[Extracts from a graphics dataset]
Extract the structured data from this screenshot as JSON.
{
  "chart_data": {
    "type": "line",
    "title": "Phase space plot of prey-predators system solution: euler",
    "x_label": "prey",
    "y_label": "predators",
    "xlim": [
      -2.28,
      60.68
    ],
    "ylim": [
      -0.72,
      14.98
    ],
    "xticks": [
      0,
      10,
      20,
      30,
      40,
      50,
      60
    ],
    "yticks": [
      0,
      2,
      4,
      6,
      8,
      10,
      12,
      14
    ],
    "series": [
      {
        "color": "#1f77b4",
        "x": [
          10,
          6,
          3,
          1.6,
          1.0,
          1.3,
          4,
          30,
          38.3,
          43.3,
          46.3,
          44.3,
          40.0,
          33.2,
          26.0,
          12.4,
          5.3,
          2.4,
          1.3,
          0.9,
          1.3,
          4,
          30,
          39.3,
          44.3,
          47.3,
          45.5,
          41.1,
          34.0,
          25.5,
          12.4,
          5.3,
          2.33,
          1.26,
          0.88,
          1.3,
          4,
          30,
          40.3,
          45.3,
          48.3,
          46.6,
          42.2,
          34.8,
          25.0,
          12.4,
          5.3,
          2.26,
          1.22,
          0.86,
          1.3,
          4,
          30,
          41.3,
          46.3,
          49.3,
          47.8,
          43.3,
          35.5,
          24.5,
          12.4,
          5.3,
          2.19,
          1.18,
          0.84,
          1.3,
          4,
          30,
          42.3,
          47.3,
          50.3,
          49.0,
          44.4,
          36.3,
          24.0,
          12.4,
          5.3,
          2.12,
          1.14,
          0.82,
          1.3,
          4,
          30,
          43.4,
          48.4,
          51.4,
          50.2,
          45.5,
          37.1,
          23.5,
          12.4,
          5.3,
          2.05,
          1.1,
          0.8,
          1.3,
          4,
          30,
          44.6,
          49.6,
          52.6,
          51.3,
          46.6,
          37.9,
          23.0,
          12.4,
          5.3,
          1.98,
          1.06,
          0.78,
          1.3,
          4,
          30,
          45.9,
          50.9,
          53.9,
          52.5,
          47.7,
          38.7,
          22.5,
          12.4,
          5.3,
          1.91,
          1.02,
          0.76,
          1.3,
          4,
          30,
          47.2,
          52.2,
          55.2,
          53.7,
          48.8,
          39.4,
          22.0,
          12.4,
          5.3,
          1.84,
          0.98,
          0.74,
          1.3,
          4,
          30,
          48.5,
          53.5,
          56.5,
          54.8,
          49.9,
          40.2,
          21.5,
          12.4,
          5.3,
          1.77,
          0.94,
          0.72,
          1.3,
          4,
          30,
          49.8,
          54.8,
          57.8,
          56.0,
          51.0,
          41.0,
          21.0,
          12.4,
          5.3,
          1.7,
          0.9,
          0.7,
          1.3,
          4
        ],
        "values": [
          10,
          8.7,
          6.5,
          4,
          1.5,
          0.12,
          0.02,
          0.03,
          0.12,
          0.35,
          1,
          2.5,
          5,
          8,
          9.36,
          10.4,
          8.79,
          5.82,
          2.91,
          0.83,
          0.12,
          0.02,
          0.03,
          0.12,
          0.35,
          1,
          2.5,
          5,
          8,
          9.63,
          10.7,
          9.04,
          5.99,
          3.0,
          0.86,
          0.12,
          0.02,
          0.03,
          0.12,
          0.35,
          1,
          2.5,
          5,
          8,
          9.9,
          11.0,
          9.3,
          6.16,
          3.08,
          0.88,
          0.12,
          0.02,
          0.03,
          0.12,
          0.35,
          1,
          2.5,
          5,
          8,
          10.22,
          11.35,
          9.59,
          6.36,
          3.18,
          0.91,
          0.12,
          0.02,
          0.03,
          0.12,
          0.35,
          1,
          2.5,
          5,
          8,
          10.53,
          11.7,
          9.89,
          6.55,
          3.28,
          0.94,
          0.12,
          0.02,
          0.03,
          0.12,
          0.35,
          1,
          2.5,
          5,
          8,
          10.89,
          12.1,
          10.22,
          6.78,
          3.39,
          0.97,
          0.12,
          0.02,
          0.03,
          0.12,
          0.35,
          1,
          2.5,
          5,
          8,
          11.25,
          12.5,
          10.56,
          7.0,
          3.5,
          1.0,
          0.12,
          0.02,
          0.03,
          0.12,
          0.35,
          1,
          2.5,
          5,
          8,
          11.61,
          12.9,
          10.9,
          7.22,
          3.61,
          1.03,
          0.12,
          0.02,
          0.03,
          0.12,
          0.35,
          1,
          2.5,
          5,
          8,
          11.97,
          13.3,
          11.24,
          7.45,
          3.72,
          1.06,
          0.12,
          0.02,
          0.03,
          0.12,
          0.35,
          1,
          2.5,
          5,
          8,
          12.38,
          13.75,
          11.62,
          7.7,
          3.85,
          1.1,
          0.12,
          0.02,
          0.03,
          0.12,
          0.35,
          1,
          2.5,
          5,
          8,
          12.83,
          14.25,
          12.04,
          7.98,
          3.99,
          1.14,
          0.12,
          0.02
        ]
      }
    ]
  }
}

◆ Written instruction: From the data above, copy each line that holds "prey".

◆ Exercise solution:
    "title": "Phase space plot of prey-predators system solution: euler",
    "x_label": "prey",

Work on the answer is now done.